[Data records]
»»
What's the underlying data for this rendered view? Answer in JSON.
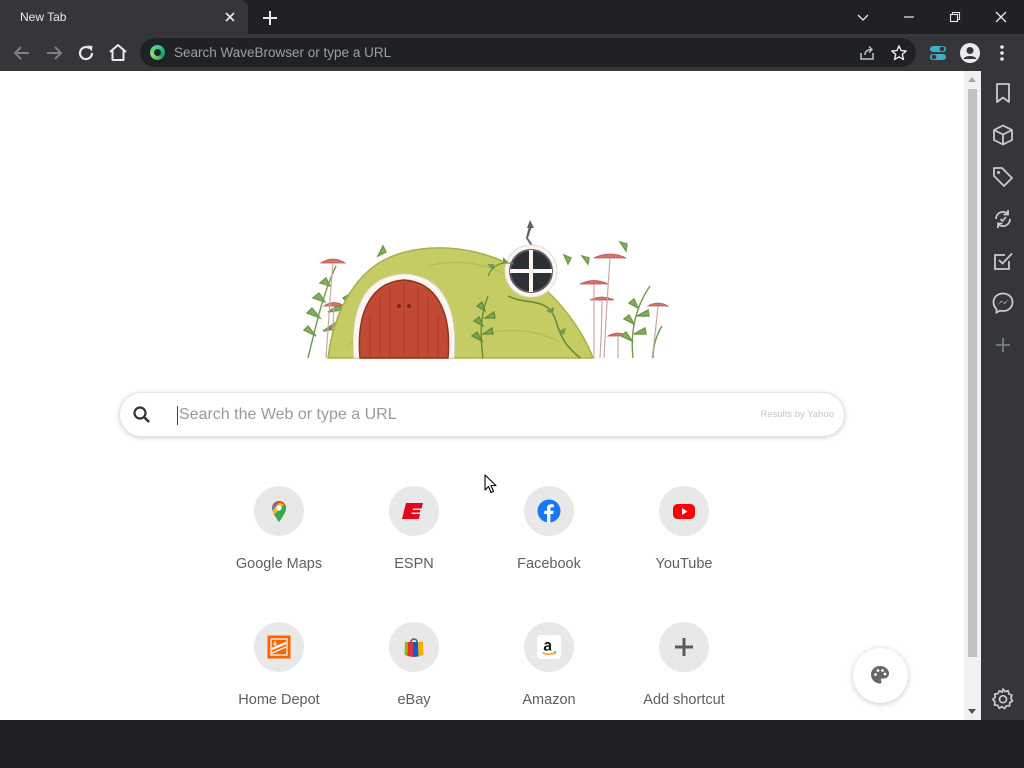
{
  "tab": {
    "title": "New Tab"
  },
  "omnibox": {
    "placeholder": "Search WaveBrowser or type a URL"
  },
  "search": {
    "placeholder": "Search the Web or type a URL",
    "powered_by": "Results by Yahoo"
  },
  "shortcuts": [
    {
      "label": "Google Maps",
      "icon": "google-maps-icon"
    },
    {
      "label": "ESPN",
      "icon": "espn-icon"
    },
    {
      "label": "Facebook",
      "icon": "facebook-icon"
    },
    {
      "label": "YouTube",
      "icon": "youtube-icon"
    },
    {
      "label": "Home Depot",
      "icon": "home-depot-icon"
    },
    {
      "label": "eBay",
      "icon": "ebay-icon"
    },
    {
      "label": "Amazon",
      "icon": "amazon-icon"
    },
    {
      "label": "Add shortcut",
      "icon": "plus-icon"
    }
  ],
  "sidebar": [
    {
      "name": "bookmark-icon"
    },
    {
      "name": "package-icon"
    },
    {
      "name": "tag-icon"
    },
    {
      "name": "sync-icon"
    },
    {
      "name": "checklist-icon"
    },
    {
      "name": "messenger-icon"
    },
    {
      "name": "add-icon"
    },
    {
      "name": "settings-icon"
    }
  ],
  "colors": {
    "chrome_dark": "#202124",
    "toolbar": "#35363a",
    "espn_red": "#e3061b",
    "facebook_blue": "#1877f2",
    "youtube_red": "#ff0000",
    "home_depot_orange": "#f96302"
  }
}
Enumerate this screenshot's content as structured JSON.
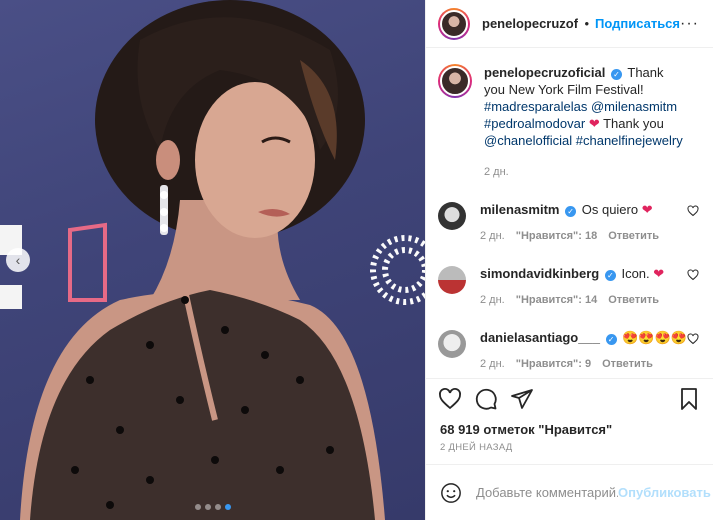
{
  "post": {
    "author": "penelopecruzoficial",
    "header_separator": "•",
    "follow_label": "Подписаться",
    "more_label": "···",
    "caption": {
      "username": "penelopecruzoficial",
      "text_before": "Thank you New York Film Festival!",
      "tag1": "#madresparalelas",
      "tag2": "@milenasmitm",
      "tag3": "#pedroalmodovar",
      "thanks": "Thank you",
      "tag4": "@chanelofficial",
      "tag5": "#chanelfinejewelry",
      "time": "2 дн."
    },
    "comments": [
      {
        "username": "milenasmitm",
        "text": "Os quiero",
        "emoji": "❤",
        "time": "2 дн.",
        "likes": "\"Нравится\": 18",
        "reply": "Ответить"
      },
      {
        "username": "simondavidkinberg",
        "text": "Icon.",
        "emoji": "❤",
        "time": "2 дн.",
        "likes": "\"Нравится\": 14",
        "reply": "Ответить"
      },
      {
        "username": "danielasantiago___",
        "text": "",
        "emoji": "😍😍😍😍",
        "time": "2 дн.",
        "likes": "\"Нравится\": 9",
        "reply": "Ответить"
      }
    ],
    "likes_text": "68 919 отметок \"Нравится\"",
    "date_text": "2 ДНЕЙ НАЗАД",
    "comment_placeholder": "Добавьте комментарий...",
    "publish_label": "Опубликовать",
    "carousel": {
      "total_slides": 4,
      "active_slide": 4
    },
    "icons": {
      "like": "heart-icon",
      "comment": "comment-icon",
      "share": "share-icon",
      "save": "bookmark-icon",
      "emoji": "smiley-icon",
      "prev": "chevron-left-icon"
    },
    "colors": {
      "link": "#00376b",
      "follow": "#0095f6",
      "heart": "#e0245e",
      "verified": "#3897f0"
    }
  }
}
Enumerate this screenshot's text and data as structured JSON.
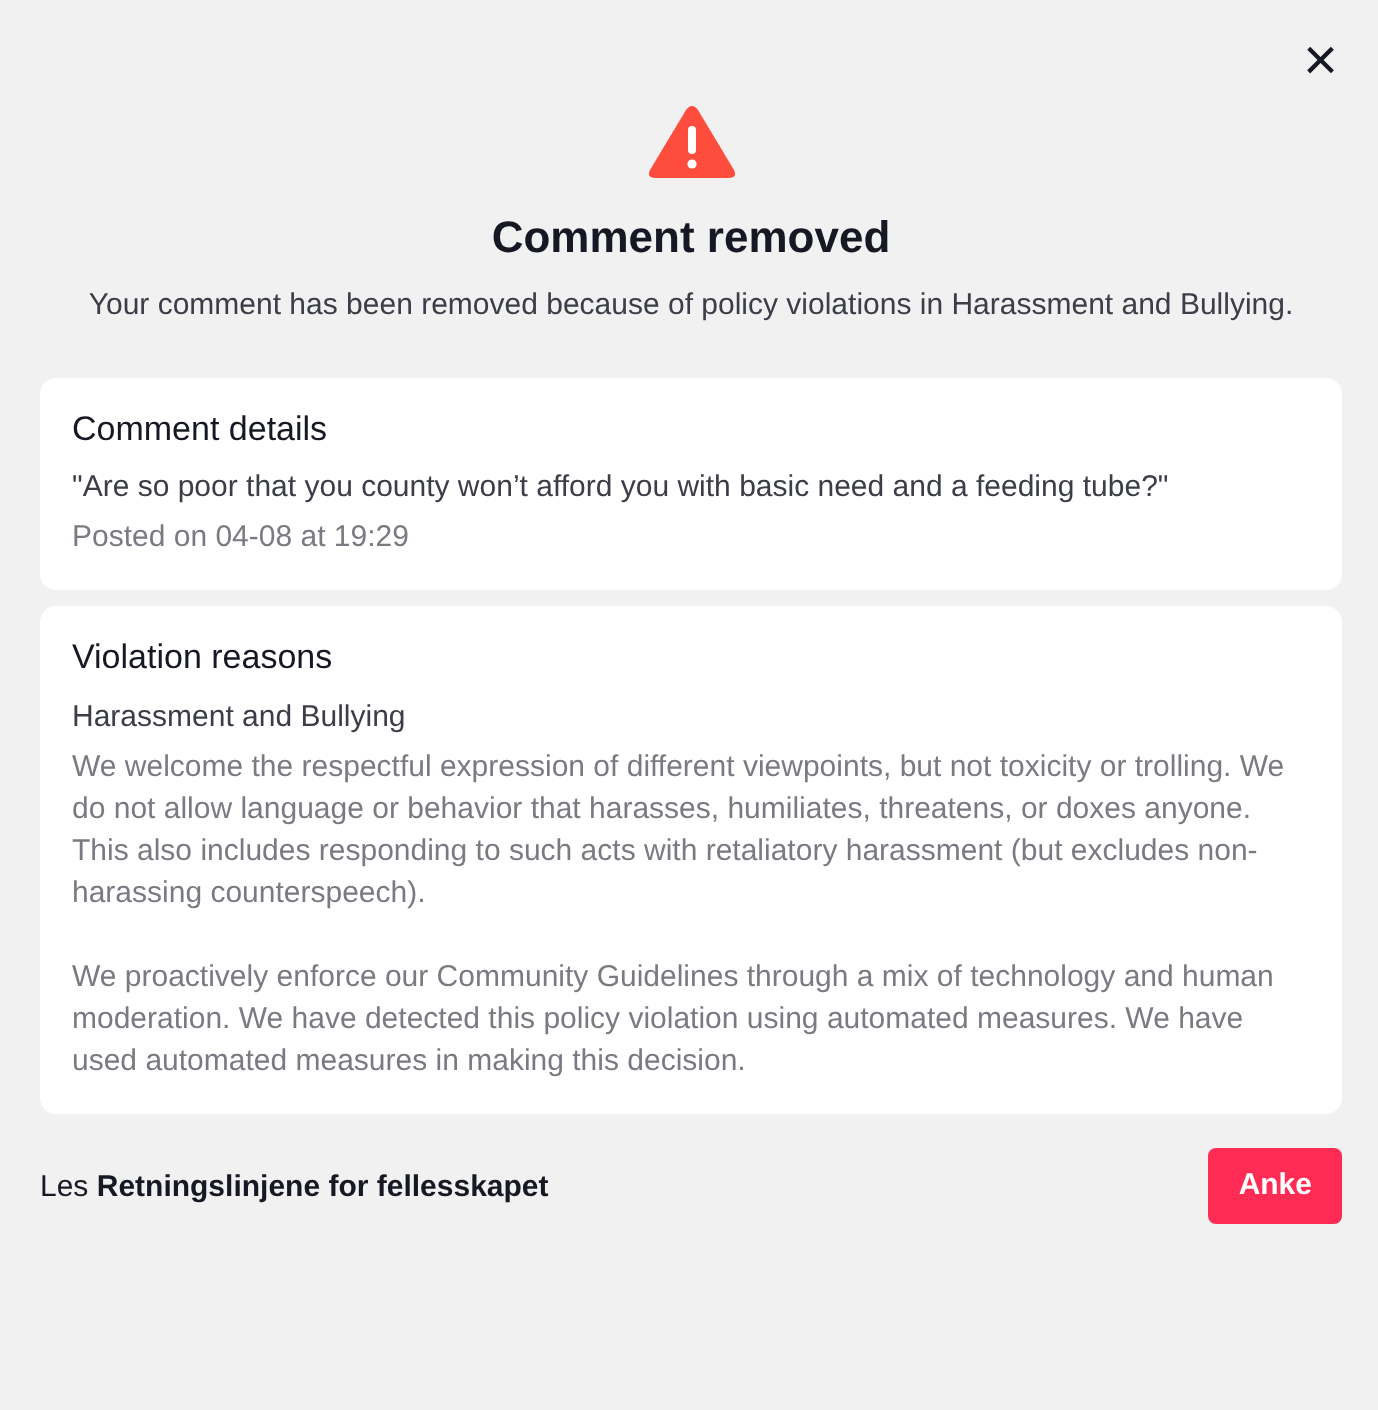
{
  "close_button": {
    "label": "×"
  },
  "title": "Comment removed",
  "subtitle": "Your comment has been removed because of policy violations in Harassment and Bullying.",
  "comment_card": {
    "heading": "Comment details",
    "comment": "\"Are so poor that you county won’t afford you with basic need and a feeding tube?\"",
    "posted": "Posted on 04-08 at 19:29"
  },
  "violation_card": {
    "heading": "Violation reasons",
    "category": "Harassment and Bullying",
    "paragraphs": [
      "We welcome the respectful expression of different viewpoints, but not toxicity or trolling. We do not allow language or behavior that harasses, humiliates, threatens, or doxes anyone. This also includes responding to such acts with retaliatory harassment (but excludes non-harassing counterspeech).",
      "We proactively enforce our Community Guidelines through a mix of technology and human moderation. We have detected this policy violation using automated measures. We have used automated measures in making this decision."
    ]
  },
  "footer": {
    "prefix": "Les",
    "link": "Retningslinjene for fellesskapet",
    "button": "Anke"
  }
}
««
__Directions for this task__
Repeat the data exactly, dropping every picture it holds.

__Task result__
What's the underlying data for this rendered view? Answer in JSON.
{
  "tab": {
    "title": "New Tab"
  },
  "omnibox": {
    "placeholder": "Search WaveBrowser or type a URL"
  },
  "search": {
    "placeholder": "Search the Web or type a URL",
    "powered_by": "Results by Yahoo"
  },
  "shortcuts": [
    {
      "label": "Google Maps",
      "icon": "google-maps-icon"
    },
    {
      "label": "ESPN",
      "icon": "espn-icon"
    },
    {
      "label": "Facebook",
      "icon": "facebook-icon"
    },
    {
      "label": "YouTube",
      "icon": "youtube-icon"
    },
    {
      "label": "Home Depot",
      "icon": "home-depot-icon"
    },
    {
      "label": "eBay",
      "icon": "ebay-icon"
    },
    {
      "label": "Amazon",
      "icon": "amazon-icon"
    },
    {
      "label": "Add shortcut",
      "icon": "plus-icon"
    }
  ],
  "sidebar": [
    {
      "name": "bookmark-icon"
    },
    {
      "name": "package-icon"
    },
    {
      "name": "tag-icon"
    },
    {
      "name": "sync-icon"
    },
    {
      "name": "checklist-icon"
    },
    {
      "name": "messenger-icon"
    },
    {
      "name": "add-icon"
    },
    {
      "name": "settings-icon"
    }
  ],
  "colors": {
    "chrome_dark": "#202124",
    "toolbar": "#35363a",
    "espn_red": "#e3061b",
    "facebook_blue": "#1877f2",
    "youtube_red": "#ff0000",
    "home_depot_orange": "#f96302"
  }
}
Enumerate this screenshot's content as structured JSON.
{
  "post": {
    "author": "penelopecruzoficial",
    "header_separator": "•",
    "follow_label": "Подписаться",
    "more_label": "···",
    "caption": {
      "username": "penelopecruzoficial",
      "text_before": "Thank you New York Film Festival!",
      "tag1": "#madresparalelas",
      "tag2": "@milenasmitm",
      "tag3": "#pedroalmodovar",
      "thanks": "Thank you",
      "tag4": "@chanelofficial",
      "tag5": "#chanelfinejewelry",
      "time": "2 дн."
    },
    "comments": [
      {
        "username": "milenasmitm",
        "text": "Os quiero",
        "emoji": "❤",
        "time": "2 дн.",
        "likes": "\"Нравится\": 18",
        "reply": "Ответить"
      },
      {
        "username": "simondavidkinberg",
        "text": "Icon.",
        "emoji": "❤",
        "time": "2 дн.",
        "likes": "\"Нравится\": 14",
        "reply": "Ответить"
      },
      {
        "username": "danielasantiago___",
        "text": "",
        "emoji": "😍😍😍😍",
        "time": "2 дн.",
        "likes": "\"Нравится\": 9",
        "reply": "Ответить"
      }
    ],
    "likes_text": "68 919 отметок \"Нравится\"",
    "date_text": "2 ДНЕЙ НАЗАД",
    "comment_placeholder": "Добавьте комментарий...",
    "publish_label": "Опубликовать",
    "carousel": {
      "total_slides": 4,
      "active_slide": 4
    },
    "icons": {
      "like": "heart-icon",
      "comment": "comment-icon",
      "share": "share-icon",
      "save": "bookmark-icon",
      "emoji": "smiley-icon",
      "prev": "chevron-left-icon"
    },
    "colors": {
      "link": "#00376b",
      "follow": "#0095f6",
      "heart": "#e0245e",
      "verified": "#3897f0"
    }
  }
}
Enumerate this screenshot's text and data as structured JSON.
{
  "close_button": {
    "label": "×"
  },
  "title": "Comment removed",
  "subtitle": "Your comment has been removed because of policy violations in Harassment and Bullying.",
  "comment_card": {
    "heading": "Comment details",
    "comment": "\"Are so poor that you county won’t afford you with basic need and a feeding tube?\"",
    "posted": "Posted on 04-08 at 19:29"
  },
  "violation_card": {
    "heading": "Violation reasons",
    "category": "Harassment and Bullying",
    "paragraphs": [
      "We welcome the respectful expression of different viewpoints, but not toxicity or trolling. We do not allow language or behavior that harasses, humiliates, threatens, or doxes anyone. This also includes responding to such acts with retaliatory harassment (but excludes non-harassing counterspeech).",
      "We proactively enforce our Community Guidelines through a mix of technology and human moderation. We have detected this policy violation using automated measures. We have used automated measures in making this decision."
    ]
  },
  "footer": {
    "prefix": "Les",
    "link": "Retningslinjene for fellesskapet",
    "button": "Anke"
  }
}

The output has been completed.